**Request:**
Output every record below exactly as it appears.
## begin Task data
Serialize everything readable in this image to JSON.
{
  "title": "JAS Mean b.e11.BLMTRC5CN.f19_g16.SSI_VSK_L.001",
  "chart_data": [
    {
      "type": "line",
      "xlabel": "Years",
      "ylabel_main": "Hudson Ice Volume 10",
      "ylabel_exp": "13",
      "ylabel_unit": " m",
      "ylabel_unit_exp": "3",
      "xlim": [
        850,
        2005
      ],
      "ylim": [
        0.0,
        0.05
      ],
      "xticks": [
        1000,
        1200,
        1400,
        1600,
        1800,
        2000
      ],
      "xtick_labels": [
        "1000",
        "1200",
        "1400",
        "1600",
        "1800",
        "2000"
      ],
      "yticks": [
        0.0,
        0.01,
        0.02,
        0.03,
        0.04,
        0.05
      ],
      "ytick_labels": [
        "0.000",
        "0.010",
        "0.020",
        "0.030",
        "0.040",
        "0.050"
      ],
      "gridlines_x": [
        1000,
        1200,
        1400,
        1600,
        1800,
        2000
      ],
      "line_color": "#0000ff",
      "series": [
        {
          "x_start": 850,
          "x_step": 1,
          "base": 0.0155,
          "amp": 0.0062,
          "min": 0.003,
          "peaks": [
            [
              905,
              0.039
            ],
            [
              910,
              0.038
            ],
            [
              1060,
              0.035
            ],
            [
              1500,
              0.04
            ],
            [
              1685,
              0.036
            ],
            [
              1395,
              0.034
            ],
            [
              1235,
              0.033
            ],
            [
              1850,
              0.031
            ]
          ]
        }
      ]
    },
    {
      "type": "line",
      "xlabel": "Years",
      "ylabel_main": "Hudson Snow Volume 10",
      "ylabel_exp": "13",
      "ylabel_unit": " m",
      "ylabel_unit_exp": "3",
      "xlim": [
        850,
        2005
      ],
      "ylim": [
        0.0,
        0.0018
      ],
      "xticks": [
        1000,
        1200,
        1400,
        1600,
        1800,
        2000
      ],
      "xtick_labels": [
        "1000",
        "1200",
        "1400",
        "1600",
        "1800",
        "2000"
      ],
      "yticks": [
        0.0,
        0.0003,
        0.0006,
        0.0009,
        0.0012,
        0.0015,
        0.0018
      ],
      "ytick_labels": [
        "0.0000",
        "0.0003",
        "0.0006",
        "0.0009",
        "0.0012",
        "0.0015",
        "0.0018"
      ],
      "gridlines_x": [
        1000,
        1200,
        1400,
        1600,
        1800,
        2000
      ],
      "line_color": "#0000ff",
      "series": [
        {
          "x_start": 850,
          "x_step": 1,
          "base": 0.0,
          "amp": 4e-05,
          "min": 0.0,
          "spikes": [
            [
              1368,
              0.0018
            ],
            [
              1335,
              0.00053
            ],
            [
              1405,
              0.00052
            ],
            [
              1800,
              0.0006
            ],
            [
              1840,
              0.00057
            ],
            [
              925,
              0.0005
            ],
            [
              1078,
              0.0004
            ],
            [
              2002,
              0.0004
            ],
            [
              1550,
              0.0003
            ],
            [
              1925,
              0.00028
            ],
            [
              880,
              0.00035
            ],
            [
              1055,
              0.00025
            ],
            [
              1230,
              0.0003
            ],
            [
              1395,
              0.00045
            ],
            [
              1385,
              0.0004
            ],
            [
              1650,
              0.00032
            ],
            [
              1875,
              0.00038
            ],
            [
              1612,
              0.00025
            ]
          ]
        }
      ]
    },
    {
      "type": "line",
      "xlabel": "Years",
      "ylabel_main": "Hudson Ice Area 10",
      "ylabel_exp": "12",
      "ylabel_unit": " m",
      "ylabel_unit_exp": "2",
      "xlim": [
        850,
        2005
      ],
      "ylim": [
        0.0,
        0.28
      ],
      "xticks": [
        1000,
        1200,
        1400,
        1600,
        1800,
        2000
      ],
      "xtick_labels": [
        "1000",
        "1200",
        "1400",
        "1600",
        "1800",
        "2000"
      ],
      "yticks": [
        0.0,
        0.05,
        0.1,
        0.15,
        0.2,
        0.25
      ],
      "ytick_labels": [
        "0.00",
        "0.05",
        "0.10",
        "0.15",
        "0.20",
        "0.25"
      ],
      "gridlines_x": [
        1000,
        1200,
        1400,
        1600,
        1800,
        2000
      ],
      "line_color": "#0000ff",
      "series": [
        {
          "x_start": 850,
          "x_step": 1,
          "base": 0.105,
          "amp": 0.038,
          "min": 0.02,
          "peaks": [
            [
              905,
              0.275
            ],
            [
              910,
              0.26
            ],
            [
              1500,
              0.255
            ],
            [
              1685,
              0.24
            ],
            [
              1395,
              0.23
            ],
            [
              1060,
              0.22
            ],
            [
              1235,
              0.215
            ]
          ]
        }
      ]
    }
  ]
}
## end Task data
**Exercise response:**
Serialize everything readable in this image to JSON.
{
  "title": "JAS Mean b.e11.BLMTRC5CN.f19_g16.SSI_VSK_L.001",
  "chart_data": [
    {
      "type": "line",
      "xlabel": "Years",
      "ylabel_main": "Hudson Ice Volume 10",
      "ylabel_exp": "13",
      "ylabel_unit": " m",
      "ylabel_unit_exp": "3",
      "xlim": [
        850,
        2005
      ],
      "ylim": [
        0.0,
        0.05
      ],
      "xticks": [
        1000,
        1200,
        1400,
        1600,
        1800,
        2000
      ],
      "xtick_labels": [
        "1000",
        "1200",
        "1400",
        "1600",
        "1800",
        "2000"
      ],
      "yticks": [
        0.0,
        0.01,
        0.02,
        0.03,
        0.04,
        0.05
      ],
      "ytick_labels": [
        "0.000",
        "0.010",
        "0.020",
        "0.030",
        "0.040",
        "0.050"
      ],
      "gridlines_x": [
        1000,
        1200,
        1400,
        1600,
        1800,
        2000
      ],
      "line_color": "#0000ff",
      "series": [
        {
          "x_start": 850,
          "x_step": 1,
          "base": 0.0155,
          "amp": 0.0062,
          "min": 0.003,
          "peaks": [
            [
              905,
              0.039
            ],
            [
              910,
              0.038
            ],
            [
              1060,
              0.035
            ],
            [
              1500,
              0.04
            ],
            [
              1685,
              0.036
            ],
            [
              1395,
              0.034
            ],
            [
              1235,
              0.033
            ],
            [
              1850,
              0.031
            ]
          ]
        }
      ]
    },
    {
      "type": "line",
      "xlabel": "Years",
      "ylabel_main": "Hudson Snow Volume 10",
      "ylabel_exp": "13",
      "ylabel_unit": " m",
      "ylabel_unit_exp": "3",
      "xlim": [
        850,
        2005
      ],
      "ylim": [
        0.0,
        0.0018
      ],
      "xticks": [
        1000,
        1200,
        1400,
        1600,
        1800,
        2000
      ],
      "xtick_labels": [
        "1000",
        "1200",
        "1400",
        "1600",
        "1800",
        "2000"
      ],
      "yticks": [
        0.0,
        0.0003,
        0.0006,
        0.0009,
        0.0012,
        0.0015,
        0.0018
      ],
      "ytick_labels": [
        "0.0000",
        "0.0003",
        "0.0006",
        "0.0009",
        "0.0012",
        "0.0015",
        "0.0018"
      ],
      "gridlines_x": [
        1000,
        1200,
        1400,
        1600,
        1800,
        2000
      ],
      "line_color": "#0000ff",
      "series": [
        {
          "x_start": 850,
          "x_step": 1,
          "base": 0.0,
          "amp": 4e-05,
          "min": 0.0,
          "spikes": [
            [
              1368,
              0.0018
            ],
            [
              1335,
              0.00053
            ],
            [
              1405,
              0.00052
            ],
            [
              1800,
              0.0006
            ],
            [
              1840,
              0.00057
            ],
            [
              925,
              0.0005
            ],
            [
              1078,
              0.0004
            ],
            [
              2002,
              0.0004
            ],
            [
              1550,
              0.0003
            ],
            [
              1925,
              0.00028
            ],
            [
              880,
              0.00035
            ],
            [
              1055,
              0.00025
            ],
            [
              1230,
              0.0003
            ],
            [
              1395,
              0.00045
            ],
            [
              1385,
              0.0004
            ],
            [
              1650,
              0.00032
            ],
            [
              1875,
              0.00038
            ],
            [
              1612,
              0.00025
            ]
          ]
        }
      ]
    },
    {
      "type": "line",
      "xlabel": "Years",
      "ylabel_main": "Hudson Ice Area 10",
      "ylabel_exp": "12",
      "ylabel_unit": " m",
      "ylabel_unit_exp": "2",
      "xlim": [
        850,
        2005
      ],
      "ylim": [
        0.0,
        0.28
      ],
      "xticks": [
        1000,
        1200,
        1400,
        1600,
        1800,
        2000
      ],
      "xtick_labels": [
        "1000",
        "1200",
        "1400",
        "1600",
        "1800",
        "2000"
      ],
      "yticks": [
        0.0,
        0.05,
        0.1,
        0.15,
        0.2,
        0.25
      ],
      "ytick_labels": [
        "0.00",
        "0.05",
        "0.10",
        "0.15",
        "0.20",
        "0.25"
      ],
      "gridlines_x": [
        1000,
        1200,
        1400,
        1600,
        1800,
        2000
      ],
      "line_color": "#0000ff",
      "series": [
        {
          "x_start": 850,
          "x_step": 1,
          "base": 0.105,
          "amp": 0.038,
          "min": 0.02,
          "peaks": [
            [
              905,
              0.275
            ],
            [
              910,
              0.26
            ],
            [
              1500,
              0.255
            ],
            [
              1685,
              0.24
            ],
            [
              1395,
              0.23
            ],
            [
              1060,
              0.22
            ],
            [
              1235,
              0.215
            ]
          ]
        }
      ]
    }
  ]
}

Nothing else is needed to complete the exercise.